_Your objective_
Each entry below must come back exactly as written, without its pictures.

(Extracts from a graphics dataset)
- Opening Delimiter -
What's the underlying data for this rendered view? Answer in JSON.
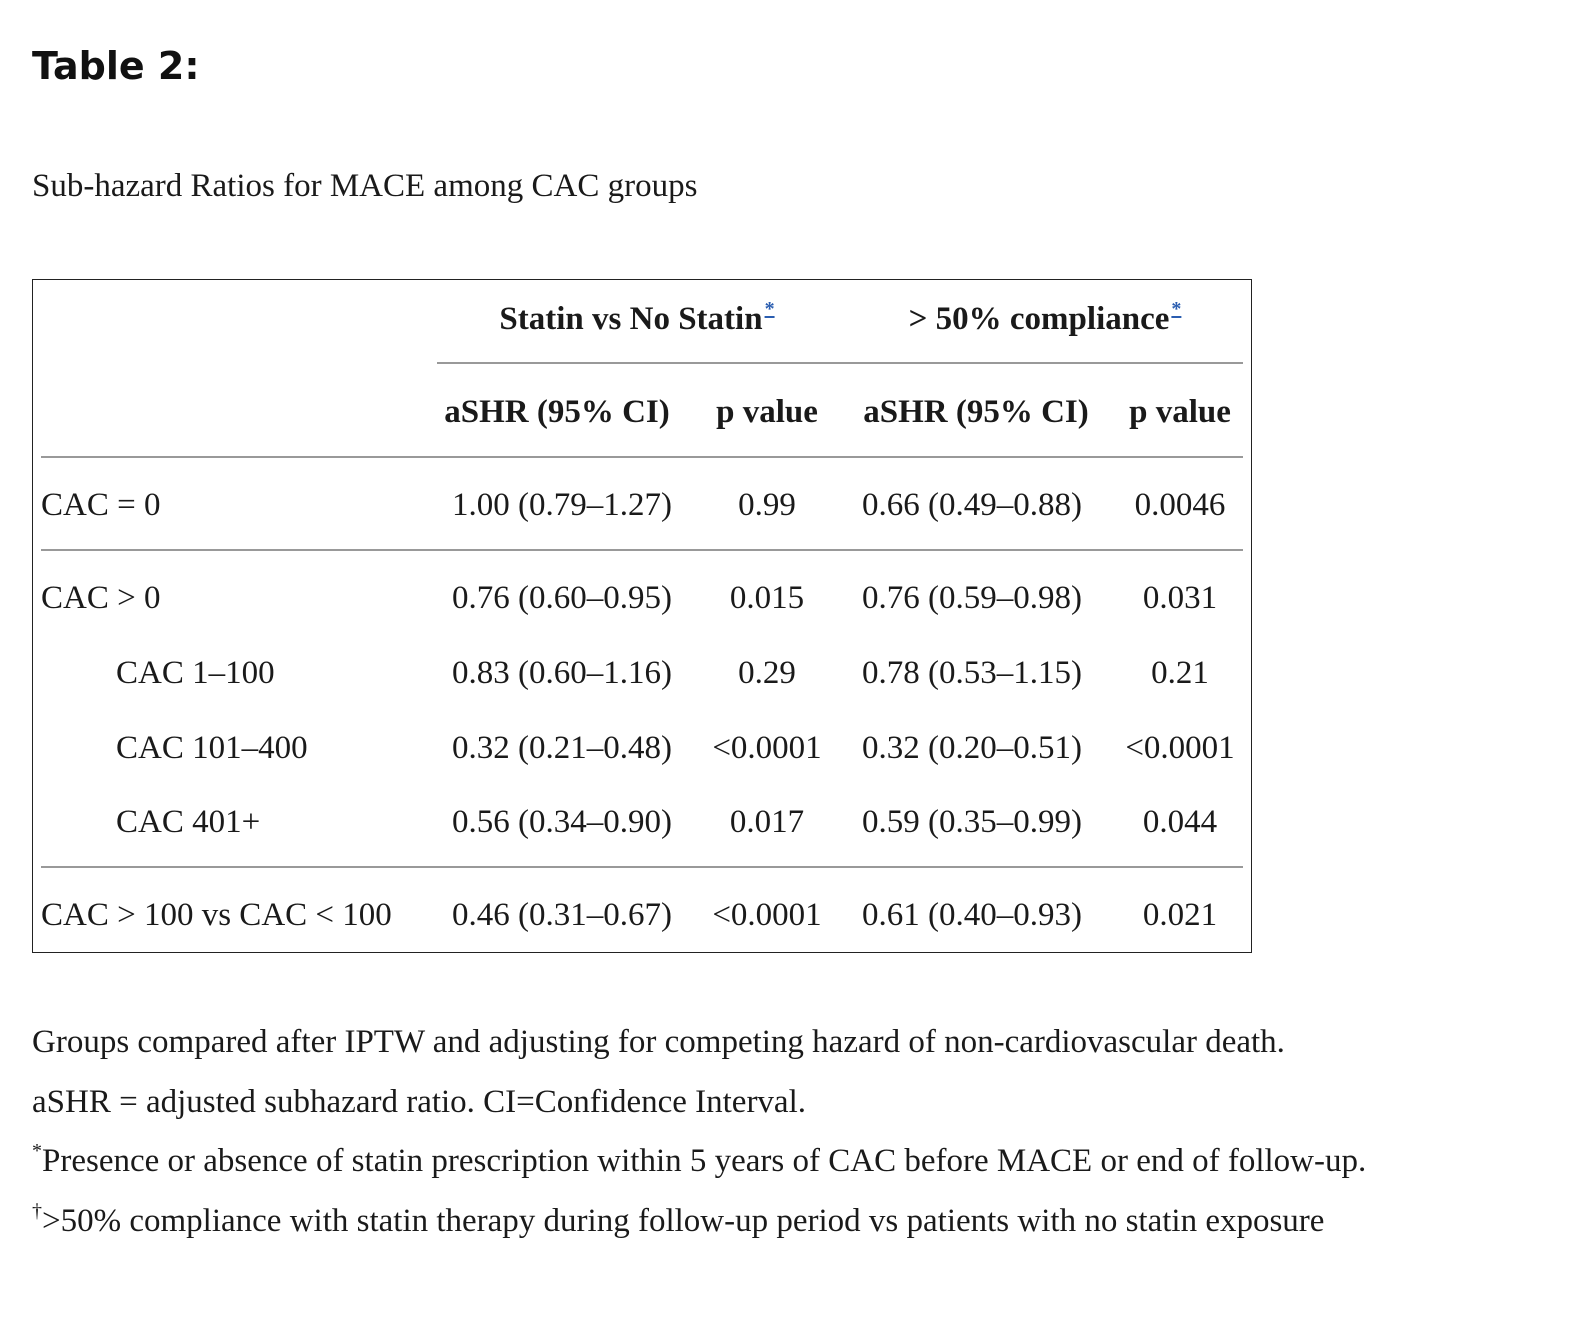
{
  "title": "Table 2:",
  "caption": "Sub-hazard Ratios for MACE among CAC groups",
  "table": {
    "group_headers": [
      {
        "label": "Statin vs No Statin",
        "marker": "*"
      },
      {
        "label": "> 50% compliance",
        "marker": "*"
      }
    ],
    "column_headers": [
      "aSHR (95% CI)",
      "p value",
      "aSHR (95% CI)",
      "p value"
    ],
    "rows": [
      {
        "label": "CAC = 0",
        "statin_ashr": "1.00 (0.79–1.27)",
        "statin_p": "0.99",
        "comp_ashr": "0.66 (0.49–0.88)",
        "comp_p": "0.0046"
      },
      {
        "label": "CAC > 0",
        "statin_ashr": "0.76 (0.60–0.95)",
        "statin_p": "0.015",
        "comp_ashr": "0.76 (0.59–0.98)",
        "comp_p": "0.031"
      },
      {
        "label": "CAC 1–100",
        "statin_ashr": "0.83 (0.60–1.16)",
        "statin_p": "0.29",
        "comp_ashr": "0.78 (0.53–1.15)",
        "comp_p": "0.21"
      },
      {
        "label": "CAC 101–400",
        "statin_ashr": "0.32 (0.21–0.48)",
        "statin_p": "<0.0001",
        "comp_ashr": "0.32 (0.20–0.51)",
        "comp_p": "<0.0001"
      },
      {
        "label": "CAC 401+",
        "statin_ashr": "0.56 (0.34–0.90)",
        "statin_p": "0.017",
        "comp_ashr": "0.59 (0.35–0.99)",
        "comp_p": "0.044"
      },
      {
        "label": "CAC > 100 vs CAC < 100",
        "statin_ashr": "0.46 (0.31–0.67)",
        "statin_p": "<0.0001",
        "comp_ashr": "0.61 (0.40–0.93)",
        "comp_p": "0.021"
      }
    ]
  },
  "footnotes": {
    "line1": "Groups compared after IPTW and adjusting for competing hazard of non-cardiovascular death.",
    "line2": "aSHR = adjusted subhazard ratio. CI=Confidence Interval.",
    "line3_marker": "*",
    "line3": "Presence or absence of statin prescription within 5 years of CAC before MACE or end of follow-up.",
    "line4_marker": "†",
    "line4": ">50% compliance with statin therapy during follow-up period vs patients with no statin exposure"
  }
}
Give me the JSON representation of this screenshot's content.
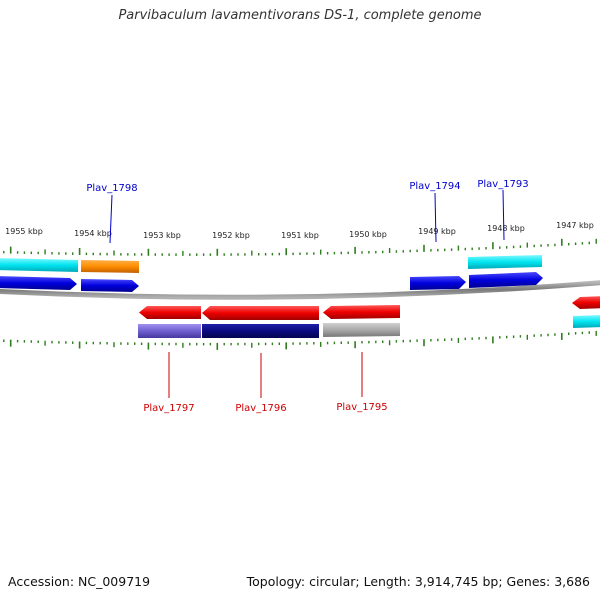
{
  "title": "Parvibaculum lavamentivorans DS-1, complete genome",
  "footer": {
    "accession": "Accession: NC_009719",
    "summary": "Topology: circular; Length: 3,914,745 bp; Genes: 3,686"
  },
  "ruler": {
    "ticks": [
      "1955 kbp",
      "1954 kbp",
      "1953 kbp",
      "1952 kbp",
      "1951 kbp",
      "1950 kbp",
      "1949 kbp",
      "1948 kbp",
      "1947 kbp"
    ]
  },
  "gene_labels": {
    "top": [
      "Plav_1798",
      "Plav_1794",
      "Plav_1793"
    ],
    "bottom": [
      "Plav_1797",
      "Plav_1796",
      "Plav_1795"
    ]
  },
  "colors": {
    "backbone": "#8a8a8a",
    "tick": "#2f7d1f",
    "forward_gene": "#0000dd",
    "reverse_gene": "#ee0000",
    "cyan_feature": "#00e5f0",
    "orange_feature": "#ff8c00",
    "navy_feature": "#0a0a80",
    "lavender_feature": "#7060d0",
    "gray_feature": "#a0a0a0",
    "top_label_color": "#0000cc",
    "bottom_label_color": "#cc0000"
  }
}
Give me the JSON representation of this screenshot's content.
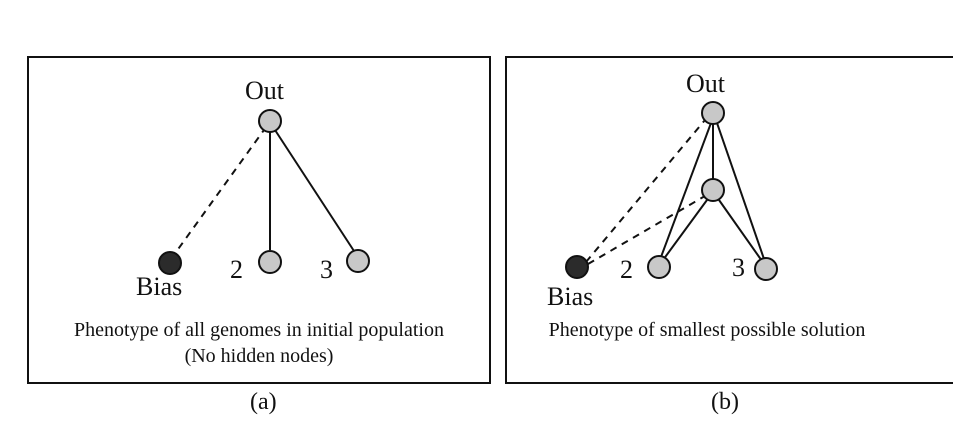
{
  "panels": [
    {
      "id": "a",
      "sublabel": "(a)",
      "caption_line1": "Phenotype of all genomes in initial population",
      "caption_line2": "(No hidden nodes)",
      "node_labels": {
        "out": "Out",
        "bias": "Bias",
        "input2": "2",
        "input3": "3"
      },
      "hidden_nodes": 0,
      "connections": [
        {
          "from": "bias",
          "to": "out",
          "style": "dashed"
        },
        {
          "from": "input2",
          "to": "out",
          "style": "solid"
        },
        {
          "from": "input3",
          "to": "out",
          "style": "solid"
        }
      ]
    },
    {
      "id": "b",
      "sublabel": "(b)",
      "caption_line1": "Phenotype of smallest possible solution",
      "node_labels": {
        "out": "Out",
        "bias": "Bias",
        "input2": "2",
        "input3": "3"
      },
      "hidden_nodes": 1,
      "connections": [
        {
          "from": "bias",
          "to": "out",
          "style": "dashed"
        },
        {
          "from": "bias",
          "to": "hidden",
          "style": "dashed"
        },
        {
          "from": "input2",
          "to": "out",
          "style": "solid"
        },
        {
          "from": "input2",
          "to": "hidden",
          "style": "solid"
        },
        {
          "from": "input3",
          "to": "out",
          "style": "solid"
        },
        {
          "from": "input3",
          "to": "hidden",
          "style": "solid"
        },
        {
          "from": "hidden",
          "to": "out",
          "style": "solid"
        }
      ]
    }
  ],
  "colors": {
    "node_fill": "#c8c8c8",
    "bias_fill": "#2b2b2b",
    "stroke": "#111111",
    "background": "#ffffff"
  }
}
- Closing Delimiter -
_Task solution_
What's the underlying data for this rendered view? Answer in JSON.
{
  "title": "Table 2:",
  "caption": "Sub-hazard Ratios for MACE among CAC groups",
  "table": {
    "group_headers": [
      {
        "label": "Statin vs No Statin",
        "marker": "*"
      },
      {
        "label": "> 50% compliance",
        "marker": "*"
      }
    ],
    "column_headers": [
      "aSHR (95% CI)",
      "p value",
      "aSHR (95% CI)",
      "p value"
    ],
    "rows": [
      {
        "label": "CAC = 0",
        "statin_ashr": "1.00 (0.79–1.27)",
        "statin_p": "0.99",
        "comp_ashr": "0.66 (0.49–0.88)",
        "comp_p": "0.0046"
      },
      {
        "label": "CAC > 0",
        "statin_ashr": "0.76 (0.60–0.95)",
        "statin_p": "0.015",
        "comp_ashr": "0.76 (0.59–0.98)",
        "comp_p": "0.031"
      },
      {
        "label": "CAC 1–100",
        "statin_ashr": "0.83 (0.60–1.16)",
        "statin_p": "0.29",
        "comp_ashr": "0.78 (0.53–1.15)",
        "comp_p": "0.21"
      },
      {
        "label": "CAC 101–400",
        "statin_ashr": "0.32 (0.21–0.48)",
        "statin_p": "<0.0001",
        "comp_ashr": "0.32 (0.20–0.51)",
        "comp_p": "<0.0001"
      },
      {
        "label": "CAC 401+",
        "statin_ashr": "0.56 (0.34–0.90)",
        "statin_p": "0.017",
        "comp_ashr": "0.59 (0.35–0.99)",
        "comp_p": "0.044"
      },
      {
        "label": "CAC > 100 vs CAC < 100",
        "statin_ashr": "0.46 (0.31–0.67)",
        "statin_p": "<0.0001",
        "comp_ashr": "0.61 (0.40–0.93)",
        "comp_p": "0.021"
      }
    ]
  },
  "footnotes": {
    "line1": "Groups compared after IPTW and adjusting for competing hazard of non-cardiovascular death.",
    "line2": "aSHR = adjusted subhazard ratio. CI=Confidence Interval.",
    "line3_marker": "*",
    "line3": "Presence or absence of statin prescription within 5 years of CAC before MACE or end of follow-up.",
    "line4_marker": "†",
    "line4": ">50% compliance with statin therapy during follow-up period vs patients with no statin exposure"
  }
}
Give me the JSON representation of this screenshot's content.
{
  "title": "Parvibaculum lavamentivorans DS-1, complete genome",
  "footer": {
    "accession": "Accession: NC_009719",
    "summary": "Topology: circular; Length: 3,914,745 bp; Genes: 3,686"
  },
  "ruler": {
    "ticks": [
      "1955 kbp",
      "1954 kbp",
      "1953 kbp",
      "1952 kbp",
      "1951 kbp",
      "1950 kbp",
      "1949 kbp",
      "1948 kbp",
      "1947 kbp"
    ]
  },
  "gene_labels": {
    "top": [
      "Plav_1798",
      "Plav_1794",
      "Plav_1793"
    ],
    "bottom": [
      "Plav_1797",
      "Plav_1796",
      "Plav_1795"
    ]
  },
  "colors": {
    "backbone": "#8a8a8a",
    "tick": "#2f7d1f",
    "forward_gene": "#0000dd",
    "reverse_gene": "#ee0000",
    "cyan_feature": "#00e5f0",
    "orange_feature": "#ff8c00",
    "navy_feature": "#0a0a80",
    "lavender_feature": "#7060d0",
    "gray_feature": "#a0a0a0",
    "top_label_color": "#0000cc",
    "bottom_label_color": "#cc0000"
  }
}
Give me the JSON representation of this screenshot's content.
{
  "panels": [
    {
      "id": "a",
      "sublabel": "(a)",
      "caption_line1": "Phenotype of all genomes in initial population",
      "caption_line2": "(No hidden nodes)",
      "node_labels": {
        "out": "Out",
        "bias": "Bias",
        "input2": "2",
        "input3": "3"
      },
      "hidden_nodes": 0,
      "connections": [
        {
          "from": "bias",
          "to": "out",
          "style": "dashed"
        },
        {
          "from": "input2",
          "to": "out",
          "style": "solid"
        },
        {
          "from": "input3",
          "to": "out",
          "style": "solid"
        }
      ]
    },
    {
      "id": "b",
      "sublabel": "(b)",
      "caption_line1": "Phenotype of smallest possible solution",
      "node_labels": {
        "out": "Out",
        "bias": "Bias",
        "input2": "2",
        "input3": "3"
      },
      "hidden_nodes": 1,
      "connections": [
        {
          "from": "bias",
          "to": "out",
          "style": "dashed"
        },
        {
          "from": "bias",
          "to": "hidden",
          "style": "dashed"
        },
        {
          "from": "input2",
          "to": "out",
          "style": "solid"
        },
        {
          "from": "input2",
          "to": "hidden",
          "style": "solid"
        },
        {
          "from": "input3",
          "to": "out",
          "style": "solid"
        },
        {
          "from": "input3",
          "to": "hidden",
          "style": "solid"
        },
        {
          "from": "hidden",
          "to": "out",
          "style": "solid"
        }
      ]
    }
  ],
  "colors": {
    "node_fill": "#c8c8c8",
    "bias_fill": "#2b2b2b",
    "stroke": "#111111",
    "background": "#ffffff"
  }
}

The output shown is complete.